▶ _Records from a collection_:
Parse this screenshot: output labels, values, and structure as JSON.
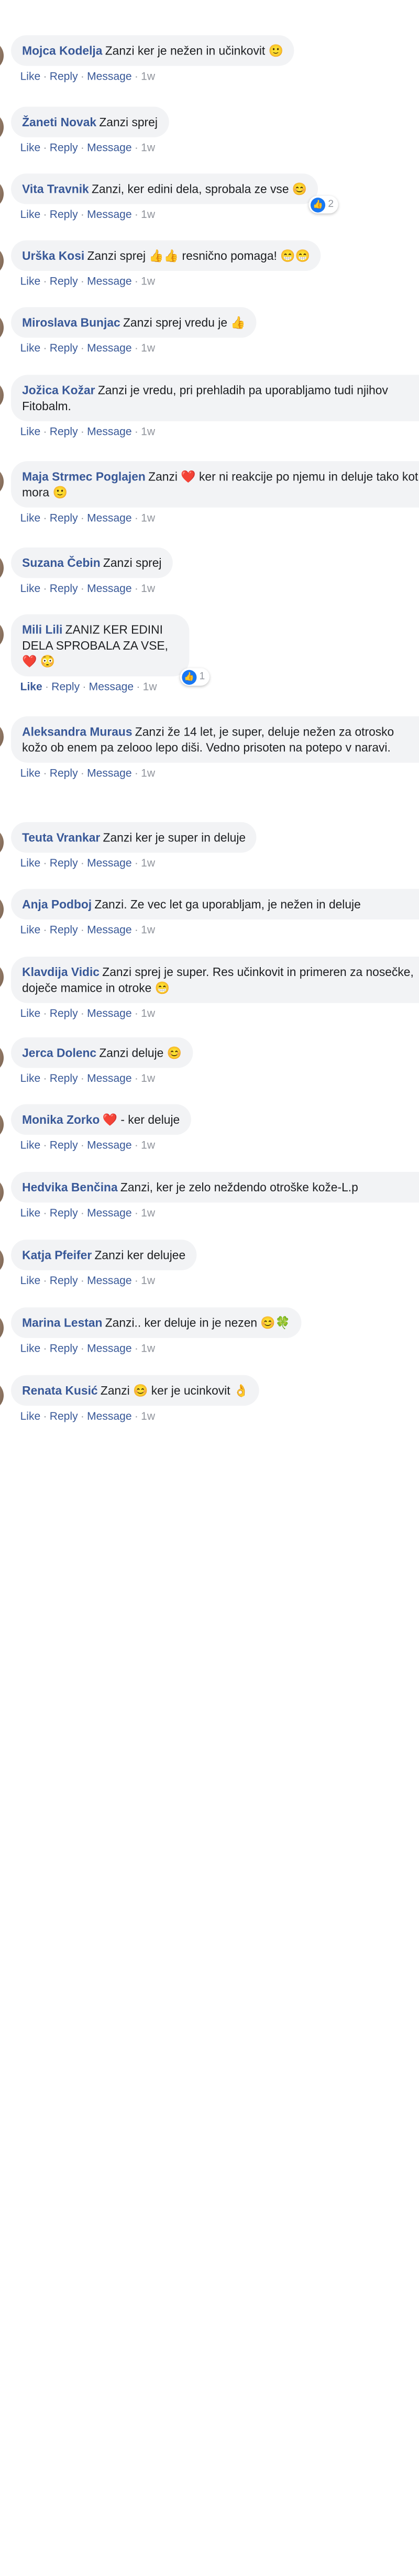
{
  "comments": [
    {
      "name": "Mojca Kodelja",
      "text": "Zanzi ker je nežen in učinkovit",
      "emoji": "🙂",
      "reactions": null
    },
    {
      "name": "Žaneti Novak",
      "text": "Zanzi sprej",
      "emoji": "",
      "reactions": null
    },
    {
      "name": "Vita Travnik",
      "text": "Zanzi, ker edini dela, sprobala ze vse",
      "emoji": "😊",
      "reactions": "2"
    },
    {
      "name": "Urška Kosi",
      "text": "Zanzi sprej 👍👍 resnično pomaga!",
      "emoji": "😁😁",
      "reactions": null
    },
    {
      "name": "Miroslava Bunjac",
      "text": "Zanzi sprej vredu je",
      "emoji": "👍",
      "reactions": null
    },
    {
      "name": "Jožica Kožar",
      "text": "Zanzi je vredu, pri prehladih pa uporabljamo tudi njihov Fitobalm.",
      "emoji": "",
      "reactions": null
    },
    {
      "name": "Maja Strmec Poglajen",
      "text": "Zanzi ❤️ ker ni reakcije po njemu in deluje tako kot mora",
      "emoji": "🙂",
      "reactions": null
    },
    {
      "name": "Suzana Čebin",
      "text": "Zanzi sprej",
      "emoji": "",
      "reactions": null
    },
    {
      "name": "Mili Lili",
      "text": "ZANIZ KER EDINI DELA SPROBALA ZA VSE, ❤️",
      "emoji": "😳",
      "reactions": "1"
    },
    {
      "name": "Aleksandra Muraus",
      "text": "Zanzi že 14 let, je super, deluje nežen za otrosko kožo ob enem pa zelooo lepo diši. Vedno prisoten na potepo v naravi.",
      "emoji": "",
      "reactions": null
    },
    {
      "name": "Teuta Vrankar",
      "text": "Zanzi ker je super in deluje",
      "emoji": "",
      "reactions": null
    },
    {
      "name": "Anja Podboj",
      "text": "Zanzi. Ze vec let ga uporabljam, je nežen in deluje",
      "emoji": "",
      "reactions": null
    },
    {
      "name": "Klavdija Vidic",
      "text": "Zanzi sprej je super. Res učinkovit in primeren za nosečke, doječe mamice in otroke",
      "emoji": "😁",
      "reactions": null
    },
    {
      "name": "Jerca Dolenc",
      "text": "Zanzi deluje",
      "emoji": "😊",
      "reactions": null
    },
    {
      "name": "Monika Zorko",
      "text": "❤️ - ker deluje",
      "emoji": "",
      "reactions": null
    },
    {
      "name": "Hedvika Benčina",
      "text": "Zanzi, ker je zelo neždendo otroške kože-L.p",
      "emoji": "",
      "reactions": null
    },
    {
      "name": "Katja Pfeifer",
      "text": "Zanzi ker delujee",
      "emoji": "",
      "reactions": null
    },
    {
      "name": "Marina Lestan",
      "text": "Zanzi.. ker deluje in je nezen",
      "emoji": "😊🍀",
      "reactions": null
    },
    {
      "name": "Renata Kusić",
      "text": "Zanzi 😊 ker je ucinkovit",
      "emoji": "👌",
      "reactions": null
    }
  ],
  "actions": {
    "like": "Like",
    "reply": "Reply",
    "message": "Message",
    "time": "1w"
  }
}
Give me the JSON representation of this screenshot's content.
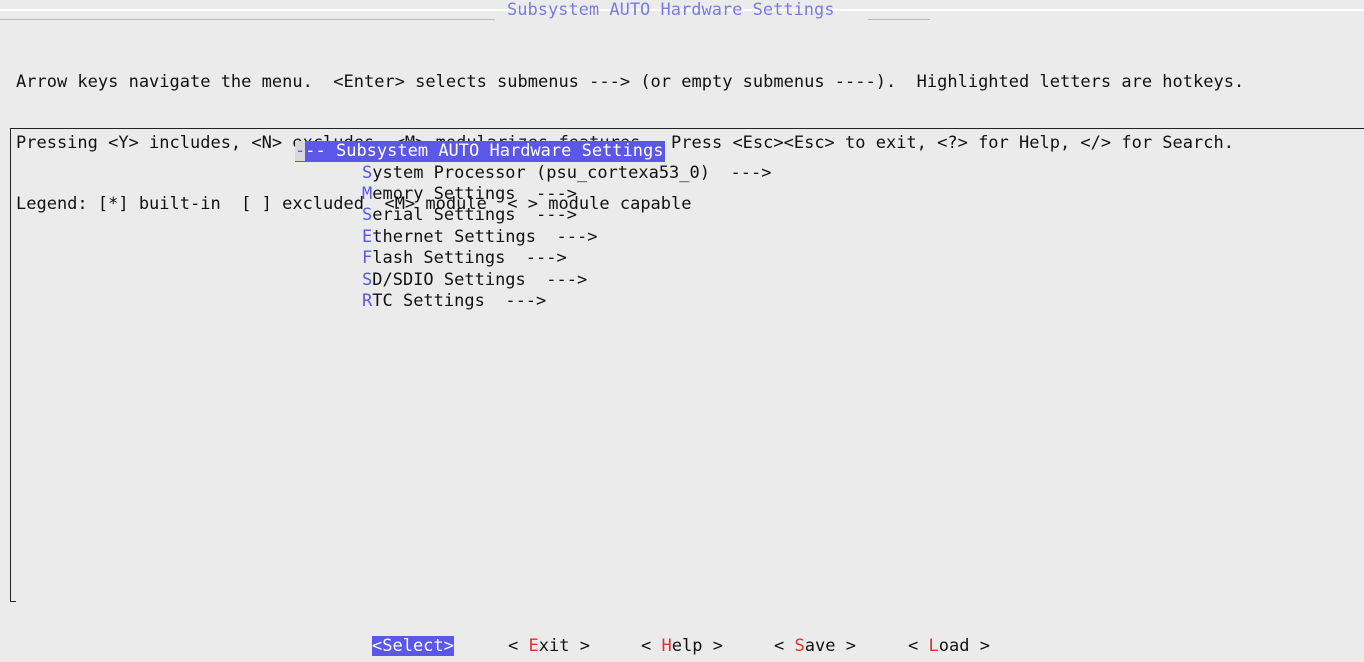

▶ _EXERCISE DETAILS_:
Locate the word "super" in the records above, and return each line that has it.

▶ _TASK RESPONSE_:
      "text": "Zanzi že 14 let, je super, deluje nežen za otrosko kožo ob enem pa zelooo lepo diši. Vedno prisoten na potepo v naravi.",
      "text": "Zanzi ker je super in deluje",
      "text": "Zanzi sprej je super. Res učinkovit in primeren za nosečke, doječe mamice in otroke",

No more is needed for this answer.